----- FRAGMENT DOKUMENTU

Data: 2010-09-03 19:33:45
Temat: Re: Sens paradoksu Achillesa i Żółwia
Od: Robakks <r...@g...com>
Pokaż wszystkie nagłówki
"ola" <o...@g...com>
news:65ca6dc5-a7b8-4b02-
b...@l...googlegroups.com...
> On Sep 3, 8:48 pm, "Robakks" <R...@g...pl> wrote:
>> Witaj Ola :-)
>> Moje zdanie jest takie. Skoro od paru tysięcy lat nikt nie zuważył,
>> że Achilles zakończył bieg kończąc podział połowkowy - to to jest
>> dowodem, że żadnych znawców NIE_MA. Rzecz sama się rozstrzyga
>> na podstawie zdrowego rozsądku. W którymkolwiek miejscu był
>> Achilles - to zawsze był w jakimś kroku i aby znaleźć się na końcu
>> musiał zrobić ostatni krok. Można nie wiedzieć jaka to jest ilość
>> tych kroków, bowiem w klasycznym odwzorowaniu gemometrycznym
>> jest tak długa jak półprosta, ale po to pokazuję skalę połówkową,
>> w której każda kolejna liczba jest w odległości o połowę mniejszej
>> od poprzedniej, by przytomnym uzmysłowić jak wygląda koniec
>> półprostej tradycyjnie nazywany nieskończonością oo.

----------
----- ZAPISANE INFORMACJE

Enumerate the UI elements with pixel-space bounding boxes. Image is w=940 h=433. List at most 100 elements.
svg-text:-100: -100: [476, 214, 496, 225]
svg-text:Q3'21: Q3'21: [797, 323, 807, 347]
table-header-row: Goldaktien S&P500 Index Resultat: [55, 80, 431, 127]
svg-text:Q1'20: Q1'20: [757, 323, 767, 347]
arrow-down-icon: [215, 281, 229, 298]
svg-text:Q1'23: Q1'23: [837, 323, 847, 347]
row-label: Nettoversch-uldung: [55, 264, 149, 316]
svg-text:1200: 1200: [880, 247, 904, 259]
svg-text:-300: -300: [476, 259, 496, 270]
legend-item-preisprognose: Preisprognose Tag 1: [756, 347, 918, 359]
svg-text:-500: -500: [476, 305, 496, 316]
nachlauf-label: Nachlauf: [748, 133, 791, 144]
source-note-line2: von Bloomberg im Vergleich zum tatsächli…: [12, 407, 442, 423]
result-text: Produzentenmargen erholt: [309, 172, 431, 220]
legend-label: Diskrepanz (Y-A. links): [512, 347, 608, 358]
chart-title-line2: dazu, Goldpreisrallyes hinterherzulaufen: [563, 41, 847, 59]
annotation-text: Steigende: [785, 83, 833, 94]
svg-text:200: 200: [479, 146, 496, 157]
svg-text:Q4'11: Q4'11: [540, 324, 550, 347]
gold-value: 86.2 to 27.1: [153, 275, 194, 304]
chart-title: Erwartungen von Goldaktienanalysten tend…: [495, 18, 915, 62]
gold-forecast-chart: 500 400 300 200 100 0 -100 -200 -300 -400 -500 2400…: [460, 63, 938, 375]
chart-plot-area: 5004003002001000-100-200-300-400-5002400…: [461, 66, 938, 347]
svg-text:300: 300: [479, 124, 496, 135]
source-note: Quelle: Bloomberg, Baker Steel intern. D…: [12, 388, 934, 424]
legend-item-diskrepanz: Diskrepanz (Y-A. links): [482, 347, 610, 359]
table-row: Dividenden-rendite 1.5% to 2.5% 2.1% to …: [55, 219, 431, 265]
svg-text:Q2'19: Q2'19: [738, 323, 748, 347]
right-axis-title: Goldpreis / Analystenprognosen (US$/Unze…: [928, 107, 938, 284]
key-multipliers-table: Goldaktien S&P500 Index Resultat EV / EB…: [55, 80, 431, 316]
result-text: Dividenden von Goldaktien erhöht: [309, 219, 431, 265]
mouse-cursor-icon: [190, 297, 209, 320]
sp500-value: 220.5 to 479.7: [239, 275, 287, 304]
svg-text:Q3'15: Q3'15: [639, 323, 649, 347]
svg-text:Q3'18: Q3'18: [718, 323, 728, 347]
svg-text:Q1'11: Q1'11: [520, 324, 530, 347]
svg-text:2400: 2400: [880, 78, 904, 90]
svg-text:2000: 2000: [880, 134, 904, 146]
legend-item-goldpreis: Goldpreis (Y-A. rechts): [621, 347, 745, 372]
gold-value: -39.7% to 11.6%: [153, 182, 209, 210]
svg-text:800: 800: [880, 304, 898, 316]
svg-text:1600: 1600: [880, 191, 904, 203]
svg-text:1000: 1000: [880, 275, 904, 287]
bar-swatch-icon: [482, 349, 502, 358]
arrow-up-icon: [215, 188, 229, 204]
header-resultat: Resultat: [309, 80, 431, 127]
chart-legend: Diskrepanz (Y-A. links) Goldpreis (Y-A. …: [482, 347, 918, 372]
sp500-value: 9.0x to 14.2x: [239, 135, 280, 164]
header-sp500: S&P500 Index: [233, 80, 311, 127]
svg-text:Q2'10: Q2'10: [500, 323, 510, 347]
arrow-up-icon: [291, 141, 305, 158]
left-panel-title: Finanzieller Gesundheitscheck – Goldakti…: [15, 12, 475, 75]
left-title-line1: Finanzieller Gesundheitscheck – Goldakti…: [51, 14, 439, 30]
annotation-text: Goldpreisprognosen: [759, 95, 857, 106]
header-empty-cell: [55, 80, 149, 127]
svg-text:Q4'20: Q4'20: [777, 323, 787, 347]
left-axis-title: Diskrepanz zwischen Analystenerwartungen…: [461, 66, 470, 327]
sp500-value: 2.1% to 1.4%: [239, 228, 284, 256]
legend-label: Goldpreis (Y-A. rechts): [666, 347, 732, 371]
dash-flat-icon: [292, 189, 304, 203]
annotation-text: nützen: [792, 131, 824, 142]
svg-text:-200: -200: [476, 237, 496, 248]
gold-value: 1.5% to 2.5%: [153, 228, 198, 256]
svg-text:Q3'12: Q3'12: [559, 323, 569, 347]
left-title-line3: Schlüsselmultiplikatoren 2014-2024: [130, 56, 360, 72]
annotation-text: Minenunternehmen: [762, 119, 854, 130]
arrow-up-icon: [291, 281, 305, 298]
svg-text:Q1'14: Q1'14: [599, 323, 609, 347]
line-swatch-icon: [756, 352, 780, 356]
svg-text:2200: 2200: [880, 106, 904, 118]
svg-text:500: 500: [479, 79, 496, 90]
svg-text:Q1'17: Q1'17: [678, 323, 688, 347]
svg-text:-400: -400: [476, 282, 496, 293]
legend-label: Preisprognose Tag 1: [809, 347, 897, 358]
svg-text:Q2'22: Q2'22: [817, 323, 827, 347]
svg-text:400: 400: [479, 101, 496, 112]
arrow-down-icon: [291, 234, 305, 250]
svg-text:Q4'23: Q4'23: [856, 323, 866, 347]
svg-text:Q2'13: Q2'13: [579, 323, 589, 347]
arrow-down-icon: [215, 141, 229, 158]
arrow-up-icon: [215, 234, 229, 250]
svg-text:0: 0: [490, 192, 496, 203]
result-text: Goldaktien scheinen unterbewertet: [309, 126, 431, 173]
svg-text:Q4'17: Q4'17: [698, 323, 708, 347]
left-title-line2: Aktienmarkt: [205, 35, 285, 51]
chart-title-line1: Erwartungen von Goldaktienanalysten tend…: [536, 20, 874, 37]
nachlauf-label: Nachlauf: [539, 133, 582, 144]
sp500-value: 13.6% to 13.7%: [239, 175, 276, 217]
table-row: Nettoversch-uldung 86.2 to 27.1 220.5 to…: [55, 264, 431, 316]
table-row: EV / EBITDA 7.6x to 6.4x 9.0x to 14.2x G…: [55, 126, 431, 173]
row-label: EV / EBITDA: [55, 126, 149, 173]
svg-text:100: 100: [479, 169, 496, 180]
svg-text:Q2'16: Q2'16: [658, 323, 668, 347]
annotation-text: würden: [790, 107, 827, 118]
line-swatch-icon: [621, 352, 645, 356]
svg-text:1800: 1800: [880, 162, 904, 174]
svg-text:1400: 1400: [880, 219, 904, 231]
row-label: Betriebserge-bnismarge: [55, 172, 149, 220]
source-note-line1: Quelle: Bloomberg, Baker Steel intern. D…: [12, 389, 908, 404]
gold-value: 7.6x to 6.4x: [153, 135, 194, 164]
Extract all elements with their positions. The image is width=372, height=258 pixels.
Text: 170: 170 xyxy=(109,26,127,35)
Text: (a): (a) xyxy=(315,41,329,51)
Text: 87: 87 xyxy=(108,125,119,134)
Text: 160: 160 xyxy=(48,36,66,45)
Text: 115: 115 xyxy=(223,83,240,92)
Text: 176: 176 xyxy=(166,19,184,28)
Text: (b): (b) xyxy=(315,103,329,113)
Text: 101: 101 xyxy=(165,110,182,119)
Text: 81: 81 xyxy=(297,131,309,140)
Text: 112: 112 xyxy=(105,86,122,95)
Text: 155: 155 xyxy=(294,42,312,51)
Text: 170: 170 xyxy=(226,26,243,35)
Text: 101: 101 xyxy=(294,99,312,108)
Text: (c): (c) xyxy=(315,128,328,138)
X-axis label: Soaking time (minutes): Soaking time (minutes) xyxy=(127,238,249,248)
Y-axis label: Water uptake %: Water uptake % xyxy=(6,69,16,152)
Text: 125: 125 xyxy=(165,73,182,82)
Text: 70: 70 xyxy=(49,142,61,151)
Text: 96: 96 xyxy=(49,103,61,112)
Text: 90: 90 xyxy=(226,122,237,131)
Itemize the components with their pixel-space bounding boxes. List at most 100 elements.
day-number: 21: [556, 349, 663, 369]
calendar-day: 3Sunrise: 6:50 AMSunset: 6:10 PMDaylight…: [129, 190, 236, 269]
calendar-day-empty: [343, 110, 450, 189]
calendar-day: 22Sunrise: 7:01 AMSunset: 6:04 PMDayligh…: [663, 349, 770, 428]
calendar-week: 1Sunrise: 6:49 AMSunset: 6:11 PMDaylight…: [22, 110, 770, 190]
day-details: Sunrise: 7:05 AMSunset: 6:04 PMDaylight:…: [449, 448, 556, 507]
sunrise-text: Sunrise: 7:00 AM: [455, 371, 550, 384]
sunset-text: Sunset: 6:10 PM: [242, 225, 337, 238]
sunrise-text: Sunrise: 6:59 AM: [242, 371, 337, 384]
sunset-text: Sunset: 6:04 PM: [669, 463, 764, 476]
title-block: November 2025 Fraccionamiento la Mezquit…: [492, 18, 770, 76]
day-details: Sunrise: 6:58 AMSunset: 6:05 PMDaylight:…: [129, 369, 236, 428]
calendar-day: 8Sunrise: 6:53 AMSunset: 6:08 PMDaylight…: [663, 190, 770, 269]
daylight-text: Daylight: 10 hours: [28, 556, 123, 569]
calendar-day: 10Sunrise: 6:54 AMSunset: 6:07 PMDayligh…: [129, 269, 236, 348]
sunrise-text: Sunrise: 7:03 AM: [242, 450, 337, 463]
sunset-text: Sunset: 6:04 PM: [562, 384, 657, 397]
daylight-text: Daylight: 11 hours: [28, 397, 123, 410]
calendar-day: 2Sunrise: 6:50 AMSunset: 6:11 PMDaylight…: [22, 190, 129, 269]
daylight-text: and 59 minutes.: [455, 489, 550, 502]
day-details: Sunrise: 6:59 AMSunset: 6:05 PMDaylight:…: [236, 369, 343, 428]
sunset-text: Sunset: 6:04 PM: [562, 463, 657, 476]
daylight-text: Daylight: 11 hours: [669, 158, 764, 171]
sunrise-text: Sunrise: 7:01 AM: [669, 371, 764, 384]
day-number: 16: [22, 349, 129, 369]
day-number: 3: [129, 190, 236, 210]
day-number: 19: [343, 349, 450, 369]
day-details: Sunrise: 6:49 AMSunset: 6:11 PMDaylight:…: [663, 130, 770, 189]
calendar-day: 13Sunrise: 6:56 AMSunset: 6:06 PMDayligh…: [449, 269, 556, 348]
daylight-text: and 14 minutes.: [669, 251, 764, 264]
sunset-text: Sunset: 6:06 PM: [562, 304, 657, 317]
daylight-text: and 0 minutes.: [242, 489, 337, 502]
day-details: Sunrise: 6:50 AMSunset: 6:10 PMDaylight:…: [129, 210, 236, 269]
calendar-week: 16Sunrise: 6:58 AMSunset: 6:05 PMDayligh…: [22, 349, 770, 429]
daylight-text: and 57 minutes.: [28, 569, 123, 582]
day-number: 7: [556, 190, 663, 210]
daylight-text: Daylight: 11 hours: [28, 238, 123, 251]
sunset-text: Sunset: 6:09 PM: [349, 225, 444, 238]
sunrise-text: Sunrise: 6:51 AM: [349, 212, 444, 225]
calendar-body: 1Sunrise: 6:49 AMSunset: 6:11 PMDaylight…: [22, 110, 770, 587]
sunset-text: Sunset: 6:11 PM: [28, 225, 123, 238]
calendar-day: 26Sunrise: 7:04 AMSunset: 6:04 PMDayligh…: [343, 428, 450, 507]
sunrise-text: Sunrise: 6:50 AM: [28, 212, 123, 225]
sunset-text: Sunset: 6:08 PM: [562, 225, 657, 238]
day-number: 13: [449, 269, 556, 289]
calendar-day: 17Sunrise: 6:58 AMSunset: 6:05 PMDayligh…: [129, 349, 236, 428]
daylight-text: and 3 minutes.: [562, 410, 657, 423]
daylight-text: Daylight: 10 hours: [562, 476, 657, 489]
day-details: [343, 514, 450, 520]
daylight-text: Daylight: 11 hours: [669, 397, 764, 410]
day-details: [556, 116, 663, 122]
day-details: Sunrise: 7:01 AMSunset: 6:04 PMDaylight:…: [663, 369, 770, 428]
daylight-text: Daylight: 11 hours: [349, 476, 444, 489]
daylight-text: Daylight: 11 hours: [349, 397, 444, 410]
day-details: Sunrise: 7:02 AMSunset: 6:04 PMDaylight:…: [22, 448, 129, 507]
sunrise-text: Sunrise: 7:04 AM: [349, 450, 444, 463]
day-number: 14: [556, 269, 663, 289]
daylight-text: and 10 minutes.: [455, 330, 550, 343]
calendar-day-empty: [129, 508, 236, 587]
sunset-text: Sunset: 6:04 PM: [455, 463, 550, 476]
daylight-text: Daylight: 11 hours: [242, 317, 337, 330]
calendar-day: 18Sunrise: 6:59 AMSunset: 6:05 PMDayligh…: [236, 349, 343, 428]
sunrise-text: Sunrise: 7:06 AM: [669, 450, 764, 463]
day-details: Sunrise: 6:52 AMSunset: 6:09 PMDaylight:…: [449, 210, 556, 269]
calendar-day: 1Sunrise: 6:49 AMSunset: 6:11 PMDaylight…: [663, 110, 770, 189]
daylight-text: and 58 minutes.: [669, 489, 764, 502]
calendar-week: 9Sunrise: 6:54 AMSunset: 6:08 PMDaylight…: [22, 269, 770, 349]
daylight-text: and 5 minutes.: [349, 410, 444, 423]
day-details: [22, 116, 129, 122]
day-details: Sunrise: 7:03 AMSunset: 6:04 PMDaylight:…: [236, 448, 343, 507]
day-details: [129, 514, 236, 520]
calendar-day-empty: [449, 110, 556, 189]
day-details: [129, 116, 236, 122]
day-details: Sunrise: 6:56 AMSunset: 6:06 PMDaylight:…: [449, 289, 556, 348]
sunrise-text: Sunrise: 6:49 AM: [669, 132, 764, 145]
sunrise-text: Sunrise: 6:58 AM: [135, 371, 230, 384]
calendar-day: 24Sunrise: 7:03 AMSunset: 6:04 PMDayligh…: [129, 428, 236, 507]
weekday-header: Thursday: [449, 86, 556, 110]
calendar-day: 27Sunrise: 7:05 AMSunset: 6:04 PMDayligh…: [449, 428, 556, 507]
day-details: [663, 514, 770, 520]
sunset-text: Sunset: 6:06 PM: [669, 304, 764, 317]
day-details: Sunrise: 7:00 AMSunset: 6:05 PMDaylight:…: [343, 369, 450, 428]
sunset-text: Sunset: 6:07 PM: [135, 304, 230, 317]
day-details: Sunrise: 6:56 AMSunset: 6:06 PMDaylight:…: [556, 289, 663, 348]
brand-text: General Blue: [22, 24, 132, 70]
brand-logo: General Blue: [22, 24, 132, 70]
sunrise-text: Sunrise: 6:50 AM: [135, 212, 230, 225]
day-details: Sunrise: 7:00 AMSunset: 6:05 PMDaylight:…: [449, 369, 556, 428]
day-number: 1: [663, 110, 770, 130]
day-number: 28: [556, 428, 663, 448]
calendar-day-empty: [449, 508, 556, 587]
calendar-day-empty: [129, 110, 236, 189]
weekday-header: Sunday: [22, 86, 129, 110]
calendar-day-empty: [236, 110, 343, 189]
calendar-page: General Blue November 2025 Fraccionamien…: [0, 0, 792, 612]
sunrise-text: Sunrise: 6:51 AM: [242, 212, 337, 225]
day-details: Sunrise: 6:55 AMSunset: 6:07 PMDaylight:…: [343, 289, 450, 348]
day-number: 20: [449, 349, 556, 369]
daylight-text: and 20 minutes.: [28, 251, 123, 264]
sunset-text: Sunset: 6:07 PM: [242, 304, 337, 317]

----------

- **TREŚĆ POLECENIA**
Proszę dosłownie przepisać fragment wpisu o paradoksie Achillesa i żółwia zawarty między słowami „Data: 2010-09-03 19:33:45” a „Witaj Ola :-)”, łącznie z nimi. Należy opierać się wyłącznie na wpisie o paradoksie Achillesa i żółwia.

- **ODPOWIEDŹ NA POLECENIE**
Data: 2010-09-03 19:33:45
Temat: Re: Sens paradoksu Achillesa i Żółwia
Od: Robakks <r...@g...com>
Pokaż wszystkie nagłówki
"ola" <o...@g...com>
news:65ca6dc5-a7b8-4b02-
b...@l...googlegroups.com...
> On Sep 3, 8:48 pm, "Robakks" <R...@g...pl> wrote:
>> Witaj Ola :-)